» Instruction
Copy out every row below that contains the string "options".

» Items
§ §
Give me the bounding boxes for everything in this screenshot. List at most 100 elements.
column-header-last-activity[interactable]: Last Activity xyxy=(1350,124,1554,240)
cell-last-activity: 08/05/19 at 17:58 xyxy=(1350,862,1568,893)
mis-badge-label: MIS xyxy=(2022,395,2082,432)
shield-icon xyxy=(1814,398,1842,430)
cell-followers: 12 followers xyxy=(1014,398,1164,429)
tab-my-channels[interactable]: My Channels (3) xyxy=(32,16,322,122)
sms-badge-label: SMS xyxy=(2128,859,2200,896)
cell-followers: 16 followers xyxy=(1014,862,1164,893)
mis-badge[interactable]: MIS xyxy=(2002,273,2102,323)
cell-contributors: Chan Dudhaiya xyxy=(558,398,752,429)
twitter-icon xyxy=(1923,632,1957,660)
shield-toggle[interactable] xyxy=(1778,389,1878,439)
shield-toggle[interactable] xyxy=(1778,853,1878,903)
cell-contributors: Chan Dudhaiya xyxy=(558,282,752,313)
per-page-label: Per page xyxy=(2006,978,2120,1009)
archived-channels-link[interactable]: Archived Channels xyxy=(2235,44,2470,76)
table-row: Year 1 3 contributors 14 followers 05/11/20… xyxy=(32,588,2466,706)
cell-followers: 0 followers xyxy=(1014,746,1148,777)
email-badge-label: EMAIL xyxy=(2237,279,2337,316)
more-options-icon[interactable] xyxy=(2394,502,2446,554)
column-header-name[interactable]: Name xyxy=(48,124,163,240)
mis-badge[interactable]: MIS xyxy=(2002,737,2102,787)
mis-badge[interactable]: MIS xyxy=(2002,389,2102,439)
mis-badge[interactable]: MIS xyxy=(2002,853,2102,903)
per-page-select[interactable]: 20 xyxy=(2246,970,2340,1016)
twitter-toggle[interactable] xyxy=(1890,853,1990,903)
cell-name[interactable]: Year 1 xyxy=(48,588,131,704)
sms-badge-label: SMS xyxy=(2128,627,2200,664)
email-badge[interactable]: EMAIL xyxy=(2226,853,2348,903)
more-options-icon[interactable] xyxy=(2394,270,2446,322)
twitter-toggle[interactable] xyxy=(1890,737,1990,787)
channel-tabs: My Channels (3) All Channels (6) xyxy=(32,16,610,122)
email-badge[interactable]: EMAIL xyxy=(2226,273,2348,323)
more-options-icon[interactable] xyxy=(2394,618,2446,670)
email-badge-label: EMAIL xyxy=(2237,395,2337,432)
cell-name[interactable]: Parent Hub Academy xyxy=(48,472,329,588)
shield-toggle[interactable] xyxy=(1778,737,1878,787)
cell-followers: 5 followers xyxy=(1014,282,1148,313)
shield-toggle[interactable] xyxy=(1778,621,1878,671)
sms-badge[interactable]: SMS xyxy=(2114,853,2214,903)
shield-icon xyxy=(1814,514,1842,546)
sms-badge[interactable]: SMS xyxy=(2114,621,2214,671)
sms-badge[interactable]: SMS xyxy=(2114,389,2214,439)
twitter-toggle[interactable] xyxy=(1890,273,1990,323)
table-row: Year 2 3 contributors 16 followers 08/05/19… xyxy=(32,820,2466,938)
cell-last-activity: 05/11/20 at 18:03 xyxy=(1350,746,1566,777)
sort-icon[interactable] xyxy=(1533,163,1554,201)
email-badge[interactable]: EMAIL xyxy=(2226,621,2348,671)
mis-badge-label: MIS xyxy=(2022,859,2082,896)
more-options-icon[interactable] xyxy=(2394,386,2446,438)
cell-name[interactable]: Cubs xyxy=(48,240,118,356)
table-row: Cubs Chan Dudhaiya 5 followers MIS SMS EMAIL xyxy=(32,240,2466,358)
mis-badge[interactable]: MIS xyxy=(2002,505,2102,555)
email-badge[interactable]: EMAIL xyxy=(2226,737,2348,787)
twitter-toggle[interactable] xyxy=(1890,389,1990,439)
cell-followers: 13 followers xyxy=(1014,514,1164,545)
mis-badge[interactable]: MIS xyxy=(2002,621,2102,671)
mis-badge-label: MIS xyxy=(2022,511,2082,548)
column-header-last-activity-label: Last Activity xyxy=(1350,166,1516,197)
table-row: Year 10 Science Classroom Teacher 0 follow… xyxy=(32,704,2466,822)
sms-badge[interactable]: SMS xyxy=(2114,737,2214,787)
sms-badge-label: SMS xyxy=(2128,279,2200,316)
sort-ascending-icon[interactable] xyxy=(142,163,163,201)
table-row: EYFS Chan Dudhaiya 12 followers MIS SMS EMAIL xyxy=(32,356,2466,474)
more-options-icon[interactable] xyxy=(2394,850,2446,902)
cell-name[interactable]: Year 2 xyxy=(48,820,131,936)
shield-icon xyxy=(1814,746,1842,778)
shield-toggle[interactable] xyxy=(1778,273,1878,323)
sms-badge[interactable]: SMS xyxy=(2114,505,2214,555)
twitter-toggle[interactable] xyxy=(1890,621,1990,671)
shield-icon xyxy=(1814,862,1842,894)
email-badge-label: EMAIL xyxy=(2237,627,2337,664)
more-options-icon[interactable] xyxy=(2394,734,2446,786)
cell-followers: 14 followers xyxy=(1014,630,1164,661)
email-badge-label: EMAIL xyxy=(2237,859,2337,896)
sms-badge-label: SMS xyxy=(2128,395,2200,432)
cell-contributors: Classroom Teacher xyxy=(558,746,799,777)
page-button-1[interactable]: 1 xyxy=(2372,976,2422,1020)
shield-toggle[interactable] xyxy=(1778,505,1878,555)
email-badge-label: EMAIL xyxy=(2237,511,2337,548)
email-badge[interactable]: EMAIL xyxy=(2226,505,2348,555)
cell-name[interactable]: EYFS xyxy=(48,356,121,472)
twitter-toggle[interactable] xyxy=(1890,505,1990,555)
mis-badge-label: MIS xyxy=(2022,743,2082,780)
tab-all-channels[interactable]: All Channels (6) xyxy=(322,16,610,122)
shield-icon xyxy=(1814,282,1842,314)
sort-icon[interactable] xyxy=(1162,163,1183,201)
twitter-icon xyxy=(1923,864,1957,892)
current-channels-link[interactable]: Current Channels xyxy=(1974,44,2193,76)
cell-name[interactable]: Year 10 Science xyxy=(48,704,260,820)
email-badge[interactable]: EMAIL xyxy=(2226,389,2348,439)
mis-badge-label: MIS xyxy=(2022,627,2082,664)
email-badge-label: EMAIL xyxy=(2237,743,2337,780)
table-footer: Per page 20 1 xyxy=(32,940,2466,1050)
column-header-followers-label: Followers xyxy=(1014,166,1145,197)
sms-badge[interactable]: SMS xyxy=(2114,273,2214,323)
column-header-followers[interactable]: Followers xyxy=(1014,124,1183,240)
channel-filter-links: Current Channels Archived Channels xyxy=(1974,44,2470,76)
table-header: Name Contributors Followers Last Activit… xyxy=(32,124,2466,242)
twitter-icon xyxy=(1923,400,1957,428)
§ §
» Answer
more-options-icon[interactable] xyxy=(2394,502,2446,554)
more-options-icon[interactable] xyxy=(2394,270,2446,322)
more-options-icon[interactable] xyxy=(2394,618,2446,670)
more-options-icon[interactable] xyxy=(2394,386,2446,438)
more-options-icon[interactable] xyxy=(2394,850,2446,902)
more-options-icon[interactable] xyxy=(2394,734,2446,786)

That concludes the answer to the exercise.